● RECORDED DATA:
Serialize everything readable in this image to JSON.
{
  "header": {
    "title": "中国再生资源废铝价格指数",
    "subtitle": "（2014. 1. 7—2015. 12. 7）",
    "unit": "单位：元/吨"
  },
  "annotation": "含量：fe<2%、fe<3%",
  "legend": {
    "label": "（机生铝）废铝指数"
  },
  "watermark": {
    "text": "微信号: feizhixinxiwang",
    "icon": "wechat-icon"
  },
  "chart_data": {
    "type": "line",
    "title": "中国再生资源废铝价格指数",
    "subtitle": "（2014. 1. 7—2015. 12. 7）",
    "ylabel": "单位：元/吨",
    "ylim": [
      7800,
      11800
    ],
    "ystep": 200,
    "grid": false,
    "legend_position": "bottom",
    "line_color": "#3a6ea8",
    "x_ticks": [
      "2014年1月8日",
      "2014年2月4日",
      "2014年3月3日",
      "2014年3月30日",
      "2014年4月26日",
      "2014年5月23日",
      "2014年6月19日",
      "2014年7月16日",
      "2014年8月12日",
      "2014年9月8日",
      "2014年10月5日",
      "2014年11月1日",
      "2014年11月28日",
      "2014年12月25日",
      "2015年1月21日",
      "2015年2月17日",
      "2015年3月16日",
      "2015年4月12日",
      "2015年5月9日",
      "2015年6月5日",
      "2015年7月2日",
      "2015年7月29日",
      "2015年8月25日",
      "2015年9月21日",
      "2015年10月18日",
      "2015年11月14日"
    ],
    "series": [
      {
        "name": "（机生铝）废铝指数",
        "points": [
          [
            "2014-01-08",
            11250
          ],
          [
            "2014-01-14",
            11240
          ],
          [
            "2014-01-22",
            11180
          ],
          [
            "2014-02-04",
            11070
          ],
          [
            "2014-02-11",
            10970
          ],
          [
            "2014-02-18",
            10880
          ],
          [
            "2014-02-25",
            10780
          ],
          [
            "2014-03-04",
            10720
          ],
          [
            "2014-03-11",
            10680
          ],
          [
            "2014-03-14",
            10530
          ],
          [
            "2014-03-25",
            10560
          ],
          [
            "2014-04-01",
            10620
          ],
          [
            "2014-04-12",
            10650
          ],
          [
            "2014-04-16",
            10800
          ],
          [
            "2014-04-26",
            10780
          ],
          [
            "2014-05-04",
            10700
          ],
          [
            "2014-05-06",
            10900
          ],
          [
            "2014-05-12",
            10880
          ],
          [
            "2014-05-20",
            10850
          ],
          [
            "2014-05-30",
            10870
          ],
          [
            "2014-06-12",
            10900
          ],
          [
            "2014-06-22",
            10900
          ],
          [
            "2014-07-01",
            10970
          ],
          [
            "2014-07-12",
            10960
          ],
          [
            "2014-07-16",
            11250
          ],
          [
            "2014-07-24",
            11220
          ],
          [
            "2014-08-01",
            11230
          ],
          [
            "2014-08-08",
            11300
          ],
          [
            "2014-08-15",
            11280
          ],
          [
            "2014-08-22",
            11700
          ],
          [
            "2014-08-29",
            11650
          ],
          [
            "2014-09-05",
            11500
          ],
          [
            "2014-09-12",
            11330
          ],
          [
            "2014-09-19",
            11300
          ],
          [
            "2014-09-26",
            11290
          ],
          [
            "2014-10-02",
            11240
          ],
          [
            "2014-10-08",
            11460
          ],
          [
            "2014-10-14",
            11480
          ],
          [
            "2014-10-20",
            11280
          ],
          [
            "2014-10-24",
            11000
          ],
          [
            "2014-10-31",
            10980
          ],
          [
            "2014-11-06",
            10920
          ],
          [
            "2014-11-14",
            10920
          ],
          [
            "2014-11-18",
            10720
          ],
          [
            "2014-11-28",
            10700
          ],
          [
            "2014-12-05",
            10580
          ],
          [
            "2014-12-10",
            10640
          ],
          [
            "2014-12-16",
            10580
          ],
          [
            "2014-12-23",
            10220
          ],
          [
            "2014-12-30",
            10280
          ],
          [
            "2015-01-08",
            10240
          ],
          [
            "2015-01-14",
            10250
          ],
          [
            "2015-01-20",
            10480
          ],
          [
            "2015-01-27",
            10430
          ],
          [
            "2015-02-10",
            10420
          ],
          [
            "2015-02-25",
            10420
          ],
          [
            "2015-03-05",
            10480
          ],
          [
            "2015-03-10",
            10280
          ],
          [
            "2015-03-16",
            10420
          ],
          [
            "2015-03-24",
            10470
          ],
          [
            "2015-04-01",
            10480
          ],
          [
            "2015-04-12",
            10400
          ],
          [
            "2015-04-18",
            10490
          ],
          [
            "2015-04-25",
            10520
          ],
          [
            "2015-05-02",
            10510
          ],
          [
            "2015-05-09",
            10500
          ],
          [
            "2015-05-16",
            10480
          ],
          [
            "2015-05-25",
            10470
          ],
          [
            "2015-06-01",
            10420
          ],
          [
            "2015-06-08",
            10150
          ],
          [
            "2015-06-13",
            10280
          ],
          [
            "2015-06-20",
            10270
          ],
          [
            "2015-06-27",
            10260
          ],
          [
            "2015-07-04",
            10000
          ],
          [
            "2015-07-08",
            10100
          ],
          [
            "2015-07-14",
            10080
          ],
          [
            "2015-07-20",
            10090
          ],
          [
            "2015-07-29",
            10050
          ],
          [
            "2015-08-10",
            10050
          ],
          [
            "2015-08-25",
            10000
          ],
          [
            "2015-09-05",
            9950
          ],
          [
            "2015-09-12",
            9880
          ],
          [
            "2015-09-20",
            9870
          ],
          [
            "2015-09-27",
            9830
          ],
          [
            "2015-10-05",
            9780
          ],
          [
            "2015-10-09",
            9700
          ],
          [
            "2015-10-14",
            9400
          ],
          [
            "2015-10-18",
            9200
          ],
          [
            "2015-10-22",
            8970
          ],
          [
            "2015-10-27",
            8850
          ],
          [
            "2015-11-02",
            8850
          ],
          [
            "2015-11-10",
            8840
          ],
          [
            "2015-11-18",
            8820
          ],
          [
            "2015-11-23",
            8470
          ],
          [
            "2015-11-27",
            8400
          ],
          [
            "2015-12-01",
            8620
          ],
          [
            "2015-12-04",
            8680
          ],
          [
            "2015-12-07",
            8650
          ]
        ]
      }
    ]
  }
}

● AIM OF THE TASK: Write out the data exactly as it stands.

● TASK SOLUTION:
Serialize everything readable in this image to JSON.
{
  "header": {
    "title": "中国再生资源废铝价格指数",
    "subtitle": "（2014. 1. 7—2015. 12. 7）",
    "unit": "单位：元/吨"
  },
  "annotation": "含量：fe<2%、fe<3%",
  "legend": {
    "label": "（机生铝）废铝指数"
  },
  "watermark": {
    "text": "微信号: feizhixinxiwang",
    "icon": "wechat-icon"
  },
  "chart_data": {
    "type": "line",
    "title": "中国再生资源废铝价格指数",
    "subtitle": "（2014. 1. 7—2015. 12. 7）",
    "ylabel": "单位：元/吨",
    "ylim": [
      7800,
      11800
    ],
    "ystep": 200,
    "grid": false,
    "legend_position": "bottom",
    "line_color": "#3a6ea8",
    "x_ticks": [
      "2014年1月8日",
      "2014年2月4日",
      "2014年3月3日",
      "2014年3月30日",
      "2014年4月26日",
      "2014年5月23日",
      "2014年6月19日",
      "2014年7月16日",
      "2014年8月12日",
      "2014年9月8日",
      "2014年10月5日",
      "2014年11月1日",
      "2014年11月28日",
      "2014年12月25日",
      "2015年1月21日",
      "2015年2月17日",
      "2015年3月16日",
      "2015年4月12日",
      "2015年5月9日",
      "2015年6月5日",
      "2015年7月2日",
      "2015年7月29日",
      "2015年8月25日",
      "2015年9月21日",
      "2015年10月18日",
      "2015年11月14日"
    ],
    "series": [
      {
        "name": "（机生铝）废铝指数",
        "points": [
          [
            "2014-01-08",
            11250
          ],
          [
            "2014-01-14",
            11240
          ],
          [
            "2014-01-22",
            11180
          ],
          [
            "2014-02-04",
            11070
          ],
          [
            "2014-02-11",
            10970
          ],
          [
            "2014-02-18",
            10880
          ],
          [
            "2014-02-25",
            10780
          ],
          [
            "2014-03-04",
            10720
          ],
          [
            "2014-03-11",
            10680
          ],
          [
            "2014-03-14",
            10530
          ],
          [
            "2014-03-25",
            10560
          ],
          [
            "2014-04-01",
            10620
          ],
          [
            "2014-04-12",
            10650
          ],
          [
            "2014-04-16",
            10800
          ],
          [
            "2014-04-26",
            10780
          ],
          [
            "2014-05-04",
            10700
          ],
          [
            "2014-05-06",
            10900
          ],
          [
            "2014-05-12",
            10880
          ],
          [
            "2014-05-20",
            10850
          ],
          [
            "2014-05-30",
            10870
          ],
          [
            "2014-06-12",
            10900
          ],
          [
            "2014-06-22",
            10900
          ],
          [
            "2014-07-01",
            10970
          ],
          [
            "2014-07-12",
            10960
          ],
          [
            "2014-07-16",
            11250
          ],
          [
            "2014-07-24",
            11220
          ],
          [
            "2014-08-01",
            11230
          ],
          [
            "2014-08-08",
            11300
          ],
          [
            "2014-08-15",
            11280
          ],
          [
            "2014-08-22",
            11700
          ],
          [
            "2014-08-29",
            11650
          ],
          [
            "2014-09-05",
            11500
          ],
          [
            "2014-09-12",
            11330
          ],
          [
            "2014-09-19",
            11300
          ],
          [
            "2014-09-26",
            11290
          ],
          [
            "2014-10-02",
            11240
          ],
          [
            "2014-10-08",
            11460
          ],
          [
            "2014-10-14",
            11480
          ],
          [
            "2014-10-20",
            11280
          ],
          [
            "2014-10-24",
            11000
          ],
          [
            "2014-10-31",
            10980
          ],
          [
            "2014-11-06",
            10920
          ],
          [
            "2014-11-14",
            10920
          ],
          [
            "2014-11-18",
            10720
          ],
          [
            "2014-11-28",
            10700
          ],
          [
            "2014-12-05",
            10580
          ],
          [
            "2014-12-10",
            10640
          ],
          [
            "2014-12-16",
            10580
          ],
          [
            "2014-12-23",
            10220
          ],
          [
            "2014-12-30",
            10280
          ],
          [
            "2015-01-08",
            10240
          ],
          [
            "2015-01-14",
            10250
          ],
          [
            "2015-01-20",
            10480
          ],
          [
            "2015-01-27",
            10430
          ],
          [
            "2015-02-10",
            10420
          ],
          [
            "2015-02-25",
            10420
          ],
          [
            "2015-03-05",
            10480
          ],
          [
            "2015-03-10",
            10280
          ],
          [
            "2015-03-16",
            10420
          ],
          [
            "2015-03-24",
            10470
          ],
          [
            "2015-04-01",
            10480
          ],
          [
            "2015-04-12",
            10400
          ],
          [
            "2015-04-18",
            10490
          ],
          [
            "2015-04-25",
            10520
          ],
          [
            "2015-05-02",
            10510
          ],
          [
            "2015-05-09",
            10500
          ],
          [
            "2015-05-16",
            10480
          ],
          [
            "2015-05-25",
            10470
          ],
          [
            "2015-06-01",
            10420
          ],
          [
            "2015-06-08",
            10150
          ],
          [
            "2015-06-13",
            10280
          ],
          [
            "2015-06-20",
            10270
          ],
          [
            "2015-06-27",
            10260
          ],
          [
            "2015-07-04",
            10000
          ],
          [
            "2015-07-08",
            10100
          ],
          [
            "2015-07-14",
            10080
          ],
          [
            "2015-07-20",
            10090
          ],
          [
            "2015-07-29",
            10050
          ],
          [
            "2015-08-10",
            10050
          ],
          [
            "2015-08-25",
            10000
          ],
          [
            "2015-09-05",
            9950
          ],
          [
            "2015-09-12",
            9880
          ],
          [
            "2015-09-20",
            9870
          ],
          [
            "2015-09-27",
            9830
          ],
          [
            "2015-10-05",
            9780
          ],
          [
            "2015-10-09",
            9700
          ],
          [
            "2015-10-14",
            9400
          ],
          [
            "2015-10-18",
            9200
          ],
          [
            "2015-10-22",
            8970
          ],
          [
            "2015-10-27",
            8850
          ],
          [
            "2015-11-02",
            8850
          ],
          [
            "2015-11-10",
            8840
          ],
          [
            "2015-11-18",
            8820
          ],
          [
            "2015-11-23",
            8470
          ],
          [
            "2015-11-27",
            8400
          ],
          [
            "2015-12-01",
            8620
          ],
          [
            "2015-12-04",
            8680
          ],
          [
            "2015-12-07",
            8650
          ]
        ]
      }
    ]
  }
}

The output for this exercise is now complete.